**Exercise goal:**
Every line of the records below should be restated exactly.

**Recorded information:**
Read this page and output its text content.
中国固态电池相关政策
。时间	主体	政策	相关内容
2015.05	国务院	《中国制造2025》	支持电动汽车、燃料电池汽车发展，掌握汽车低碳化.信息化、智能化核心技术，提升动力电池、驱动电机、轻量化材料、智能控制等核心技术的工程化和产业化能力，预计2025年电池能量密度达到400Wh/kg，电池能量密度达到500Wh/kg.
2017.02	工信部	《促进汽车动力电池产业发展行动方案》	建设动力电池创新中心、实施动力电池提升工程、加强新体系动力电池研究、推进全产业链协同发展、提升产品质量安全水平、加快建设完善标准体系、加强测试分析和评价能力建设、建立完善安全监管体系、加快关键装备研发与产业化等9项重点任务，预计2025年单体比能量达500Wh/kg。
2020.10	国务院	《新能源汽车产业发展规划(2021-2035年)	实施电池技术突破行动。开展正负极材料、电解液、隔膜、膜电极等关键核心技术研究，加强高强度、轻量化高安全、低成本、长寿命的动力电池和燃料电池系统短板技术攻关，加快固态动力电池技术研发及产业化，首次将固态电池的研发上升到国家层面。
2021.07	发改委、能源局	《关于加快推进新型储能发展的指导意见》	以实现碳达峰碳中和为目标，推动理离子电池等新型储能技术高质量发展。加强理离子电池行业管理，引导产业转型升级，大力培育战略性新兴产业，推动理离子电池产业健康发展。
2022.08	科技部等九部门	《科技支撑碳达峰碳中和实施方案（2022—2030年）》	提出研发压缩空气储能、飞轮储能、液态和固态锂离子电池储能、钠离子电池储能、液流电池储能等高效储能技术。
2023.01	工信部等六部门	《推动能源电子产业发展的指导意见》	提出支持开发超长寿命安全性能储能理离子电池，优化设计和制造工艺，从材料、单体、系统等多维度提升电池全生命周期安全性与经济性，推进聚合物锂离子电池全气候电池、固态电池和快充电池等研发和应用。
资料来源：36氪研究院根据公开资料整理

**Problem solution:**
Read this page and output its text content.
中国固态电池相关政策
。时间	主体	政策	相关内容
2015.05	国务院	《中国制造2025》	支持电动汽车、燃料电池汽车发展，掌握汽车低碳化.信息化、智能化核心技术，提升动力电池、驱动电机、轻量化材料、智能控制等核心技术的工程化和产业化能力，预计2025年电池能量密度达到400Wh/kg，电池能量密度达到500Wh/kg.
2017.02	工信部	《促进汽车动力电池产业发展行动方案》	建设动力电池创新中心、实施动力电池提升工程、加强新体系动力电池研究、推进全产业链协同发展、提升产品质量安全水平、加快建设完善标准体系、加强测试分析和评价能力建设、建立完善安全监管体系、加快关键装备研发与产业化等9项重点任务，预计2025年单体比能量达500Wh/kg。
2020.10	国务院	《新能源汽车产业发展规划(2021-2035年)	实施电池技术突破行动。开展正负极材料、电解液、隔膜、膜电极等关键核心技术研究，加强高强度、轻量化高安全、低成本、长寿命的动力电池和燃料电池系统短板技术攻关，加快固态动力电池技术研发及产业化，首次将固态电池的研发上升到国家层面。
2021.07	发改委、能源局	《关于加快推进新型储能发展的指导意见》	以实现碳达峰碳中和为目标，推动理离子电池等新型储能技术高质量发展。加强理离子电池行业管理，引导产业转型升级，大力培育战略性新兴产业，推动理离子电池产业健康发展。
2022.08	科技部等九部门	《科技支撑碳达峰碳中和实施方案（2022—2030年）》	提出研发压缩空气储能、飞轮储能、液态和固态锂离子电池储能、钠离子电池储能、液流电池储能等高效储能技术。
2023.01	工信部等六部门	《推动能源电子产业发展的指导意见》	提出支持开发超长寿命安全性能储能理离子电池，优化设计和制造工艺，从材料、单体、系统等多维度提升电池全生命周期安全性与经济性，推进聚合物锂离子电池全气候电池、固态电池和快充电池等研发和应用。
资料来源：36氪研究院根据公开资料整理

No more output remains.